_TASK REQUIREMENTS_: Revise the stretch from the first of the lines below through the one containing "x-tick-label: 12% (668, 662, 700, 679)", changing every "x-tick-label" to "x-axis-tick" and leaving all else unchanged. Give back only those lines.

_MATERIAL SHOWN_:
▼

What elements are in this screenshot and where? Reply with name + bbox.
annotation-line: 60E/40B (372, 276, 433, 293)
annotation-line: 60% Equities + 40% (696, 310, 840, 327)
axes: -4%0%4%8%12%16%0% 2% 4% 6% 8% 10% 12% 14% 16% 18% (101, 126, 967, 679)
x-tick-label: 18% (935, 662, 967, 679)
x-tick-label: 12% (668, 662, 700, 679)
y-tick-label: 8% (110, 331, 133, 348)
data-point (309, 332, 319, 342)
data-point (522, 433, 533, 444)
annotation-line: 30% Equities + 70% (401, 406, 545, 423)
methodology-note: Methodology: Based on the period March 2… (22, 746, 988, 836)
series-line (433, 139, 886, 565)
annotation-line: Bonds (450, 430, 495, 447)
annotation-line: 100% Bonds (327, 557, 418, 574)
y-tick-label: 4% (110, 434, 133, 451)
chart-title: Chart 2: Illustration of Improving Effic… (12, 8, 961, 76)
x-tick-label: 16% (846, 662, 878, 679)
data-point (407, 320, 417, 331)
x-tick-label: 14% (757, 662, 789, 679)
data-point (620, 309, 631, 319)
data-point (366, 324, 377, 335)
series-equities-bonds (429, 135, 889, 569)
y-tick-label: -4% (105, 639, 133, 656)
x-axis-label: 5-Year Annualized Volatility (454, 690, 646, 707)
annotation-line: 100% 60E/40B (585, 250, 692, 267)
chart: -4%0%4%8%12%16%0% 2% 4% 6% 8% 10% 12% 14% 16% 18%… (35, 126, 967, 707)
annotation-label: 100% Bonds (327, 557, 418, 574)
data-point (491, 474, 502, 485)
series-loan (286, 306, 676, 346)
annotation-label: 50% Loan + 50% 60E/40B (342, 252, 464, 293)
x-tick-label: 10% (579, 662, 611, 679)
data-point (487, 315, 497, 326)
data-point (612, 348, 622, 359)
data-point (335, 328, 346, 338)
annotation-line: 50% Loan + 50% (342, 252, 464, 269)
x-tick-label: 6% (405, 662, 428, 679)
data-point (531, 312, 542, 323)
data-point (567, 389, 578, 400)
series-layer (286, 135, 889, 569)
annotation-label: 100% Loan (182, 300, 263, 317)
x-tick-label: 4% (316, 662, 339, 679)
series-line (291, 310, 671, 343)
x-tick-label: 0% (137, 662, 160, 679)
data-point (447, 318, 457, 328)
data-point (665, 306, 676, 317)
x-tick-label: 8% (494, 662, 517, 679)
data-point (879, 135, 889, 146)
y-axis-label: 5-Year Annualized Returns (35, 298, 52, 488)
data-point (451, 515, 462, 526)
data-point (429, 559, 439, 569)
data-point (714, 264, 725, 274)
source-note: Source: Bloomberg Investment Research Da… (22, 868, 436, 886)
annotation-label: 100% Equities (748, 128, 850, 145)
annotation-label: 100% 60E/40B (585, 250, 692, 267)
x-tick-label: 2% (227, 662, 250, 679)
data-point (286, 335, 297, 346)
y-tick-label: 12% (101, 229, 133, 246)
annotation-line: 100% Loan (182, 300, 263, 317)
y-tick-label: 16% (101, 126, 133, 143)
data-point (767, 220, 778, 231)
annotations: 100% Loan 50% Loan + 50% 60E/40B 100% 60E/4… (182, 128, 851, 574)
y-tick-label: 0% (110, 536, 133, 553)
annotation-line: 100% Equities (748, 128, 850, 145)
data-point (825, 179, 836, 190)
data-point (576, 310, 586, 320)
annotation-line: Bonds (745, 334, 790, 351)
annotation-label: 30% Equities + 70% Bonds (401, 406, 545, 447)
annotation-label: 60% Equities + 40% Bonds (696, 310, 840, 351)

▲

_SOLUTION TO THIS TASK_:
What elements are in this screenshot and where? Reply with name + bbox.
annotation-line: 60E/40B (372, 276, 433, 293)
annotation-line: 60% Equities + 40% (696, 310, 840, 327)
axes: -4%0%4%8%12%16%0% 2% 4% 6% 8% 10% 12% 14% 16% 18% (101, 126, 967, 679)
x-axis-tick: 18% (935, 662, 967, 679)
x-axis-tick: 12% (668, 662, 700, 679)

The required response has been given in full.